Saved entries
[start]

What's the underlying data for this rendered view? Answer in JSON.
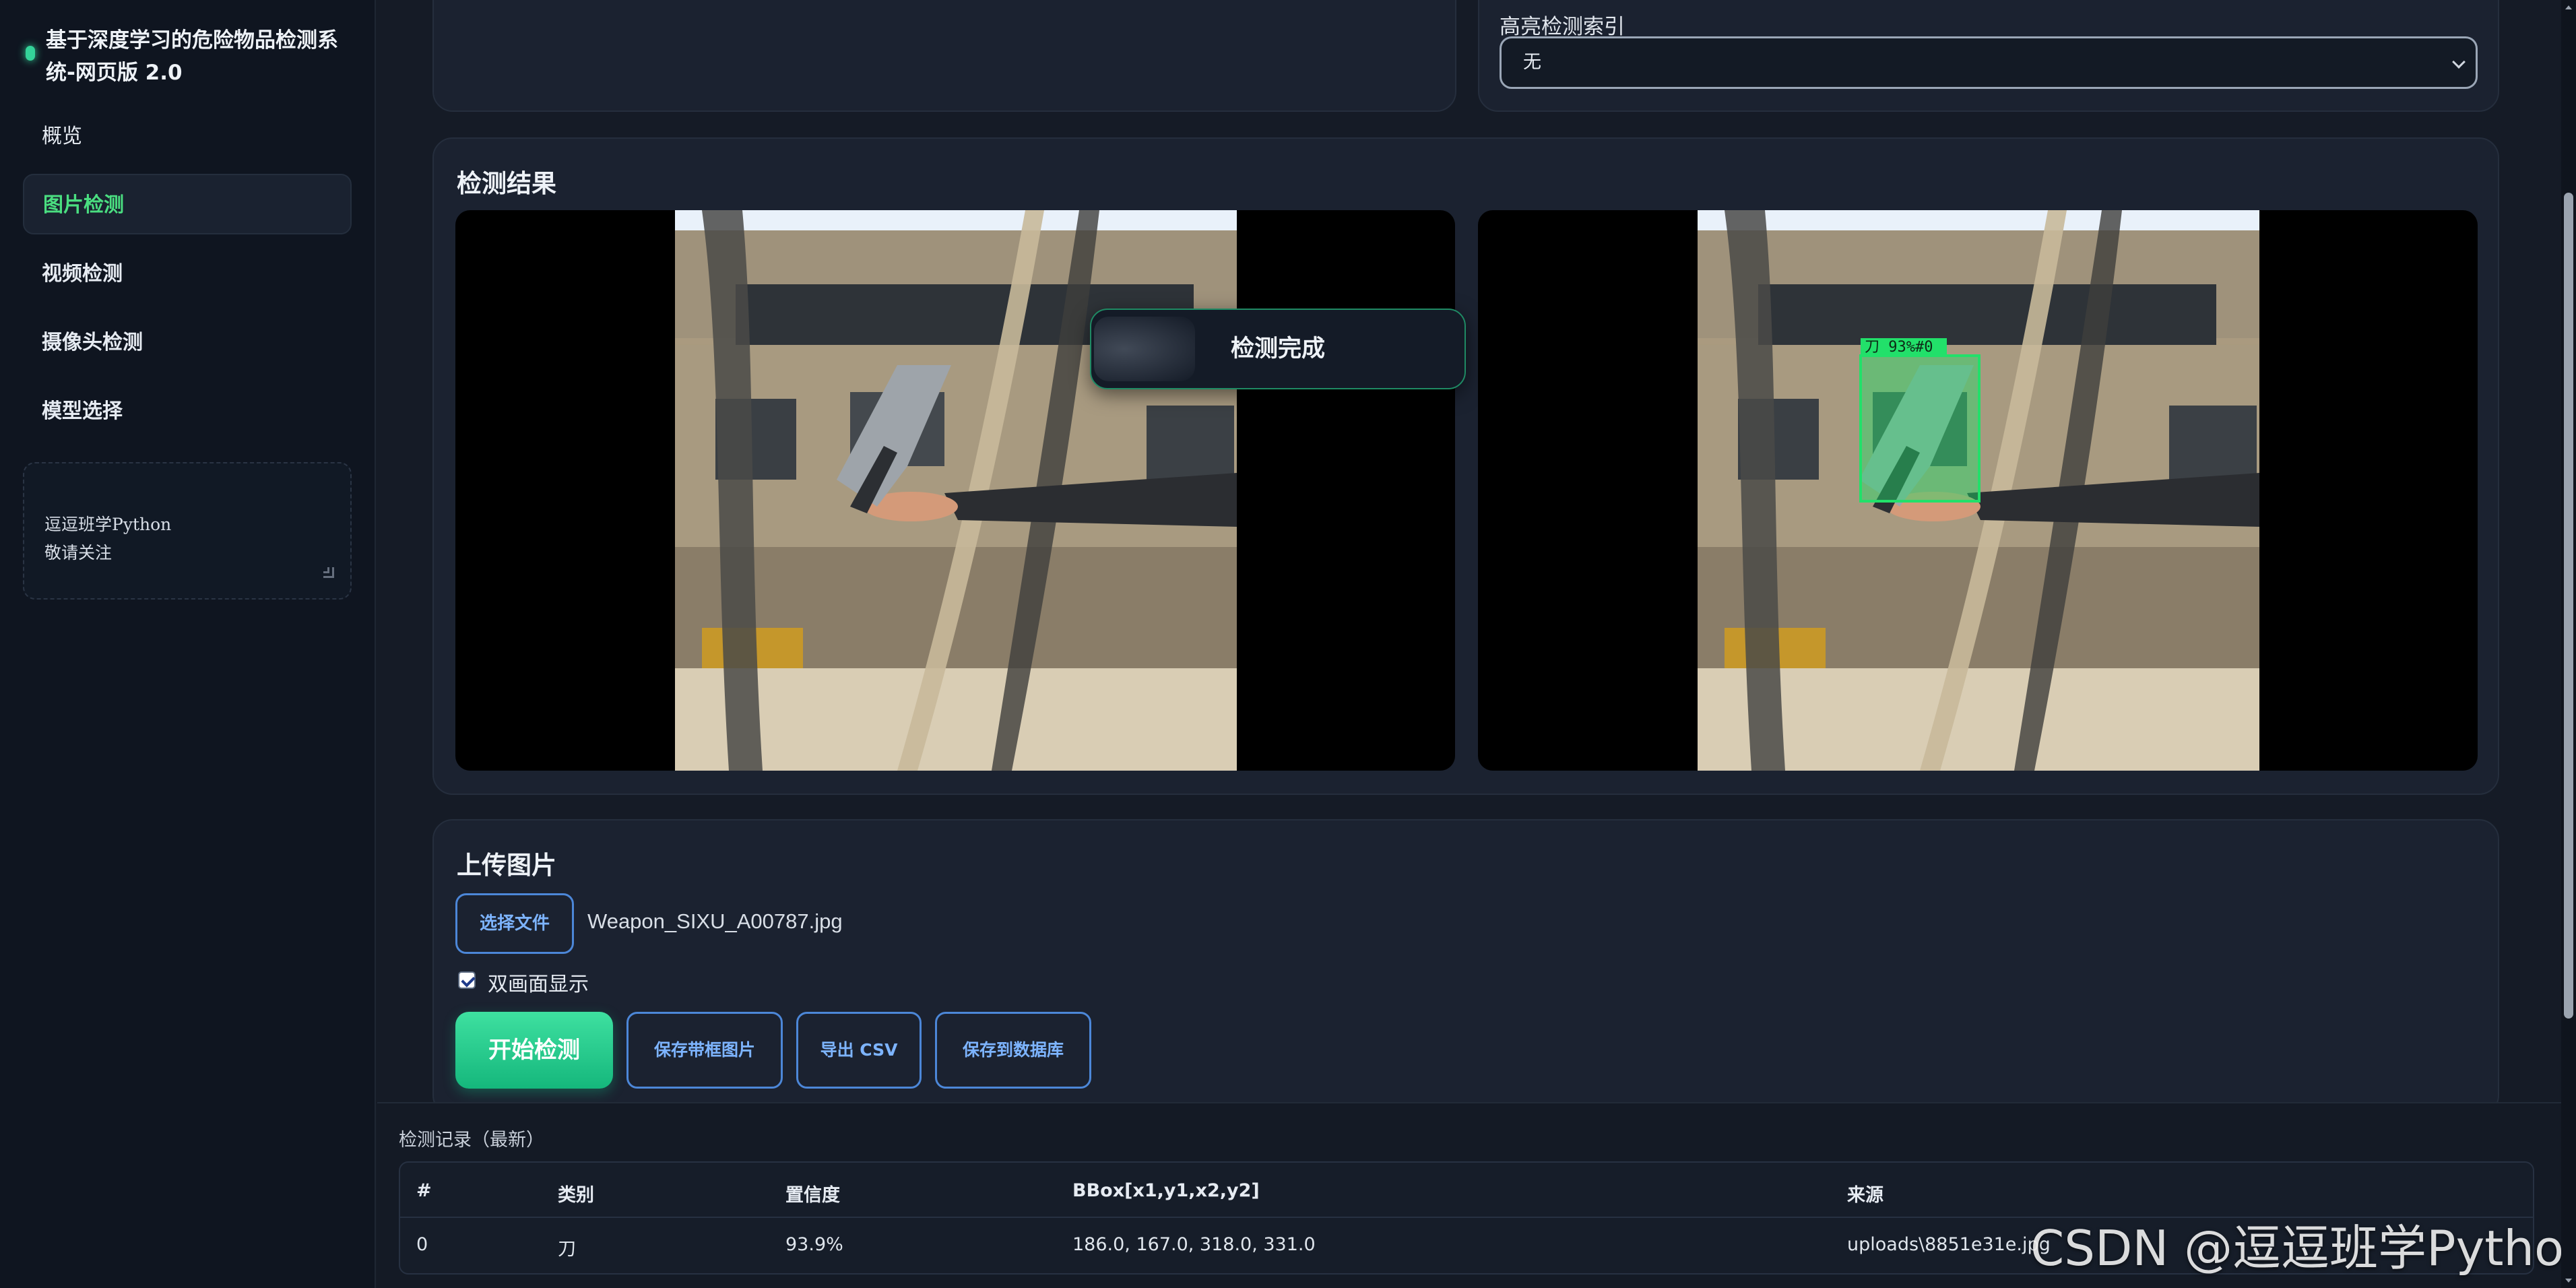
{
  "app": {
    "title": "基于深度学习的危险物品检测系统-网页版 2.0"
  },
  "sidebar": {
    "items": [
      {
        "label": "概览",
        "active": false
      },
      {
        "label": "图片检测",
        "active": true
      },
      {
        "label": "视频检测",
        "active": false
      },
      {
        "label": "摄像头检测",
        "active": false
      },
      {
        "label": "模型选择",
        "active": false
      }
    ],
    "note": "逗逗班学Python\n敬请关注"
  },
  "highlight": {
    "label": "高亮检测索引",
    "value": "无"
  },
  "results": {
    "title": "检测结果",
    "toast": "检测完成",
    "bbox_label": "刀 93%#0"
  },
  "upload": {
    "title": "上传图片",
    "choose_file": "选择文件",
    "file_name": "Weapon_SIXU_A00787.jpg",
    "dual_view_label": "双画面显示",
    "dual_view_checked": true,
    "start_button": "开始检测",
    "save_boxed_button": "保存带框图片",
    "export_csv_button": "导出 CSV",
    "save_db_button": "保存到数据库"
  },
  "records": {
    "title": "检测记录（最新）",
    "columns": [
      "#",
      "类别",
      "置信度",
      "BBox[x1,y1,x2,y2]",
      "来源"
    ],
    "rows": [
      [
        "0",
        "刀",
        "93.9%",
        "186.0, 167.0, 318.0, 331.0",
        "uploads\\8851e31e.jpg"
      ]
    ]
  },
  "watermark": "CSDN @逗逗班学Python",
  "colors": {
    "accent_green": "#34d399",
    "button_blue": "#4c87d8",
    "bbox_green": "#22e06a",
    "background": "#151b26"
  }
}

[end]

Exercise instructions: With the pictures omitted, reproduce the records in full and exactly.

Solution for this task:
What's the underlying data for this rendered view? Answer in JSON.
{
  "app": {
    "title": "基于深度学习的危险物品检测系统-网页版 2.0"
  },
  "sidebar": {
    "items": [
      {
        "label": "概览",
        "active": false
      },
      {
        "label": "图片检测",
        "active": true
      },
      {
        "label": "视频检测",
        "active": false
      },
      {
        "label": "摄像头检测",
        "active": false
      },
      {
        "label": "模型选择",
        "active": false
      }
    ],
    "note": "逗逗班学Python\n敬请关注"
  },
  "highlight": {
    "label": "高亮检测索引",
    "value": "无"
  },
  "results": {
    "title": "检测结果",
    "toast": "检测完成",
    "bbox_label": "刀 93%#0"
  },
  "upload": {
    "title": "上传图片",
    "choose_file": "选择文件",
    "file_name": "Weapon_SIXU_A00787.jpg",
    "dual_view_label": "双画面显示",
    "dual_view_checked": true,
    "start_button": "开始检测",
    "save_boxed_button": "保存带框图片",
    "export_csv_button": "导出 CSV",
    "save_db_button": "保存到数据库"
  },
  "records": {
    "title": "检测记录（最新）",
    "columns": [
      "#",
      "类别",
      "置信度",
      "BBox[x1,y1,x2,y2]",
      "来源"
    ],
    "rows": [
      [
        "0",
        "刀",
        "93.9%",
        "186.0, 167.0, 318.0, 331.0",
        "uploads\\8851e31e.jpg"
      ]
    ]
  },
  "watermark": "CSDN @逗逗班学Python",
  "colors": {
    "accent_green": "#34d399",
    "button_blue": "#4c87d8",
    "bbox_green": "#22e06a",
    "background": "#151b26"
  }
}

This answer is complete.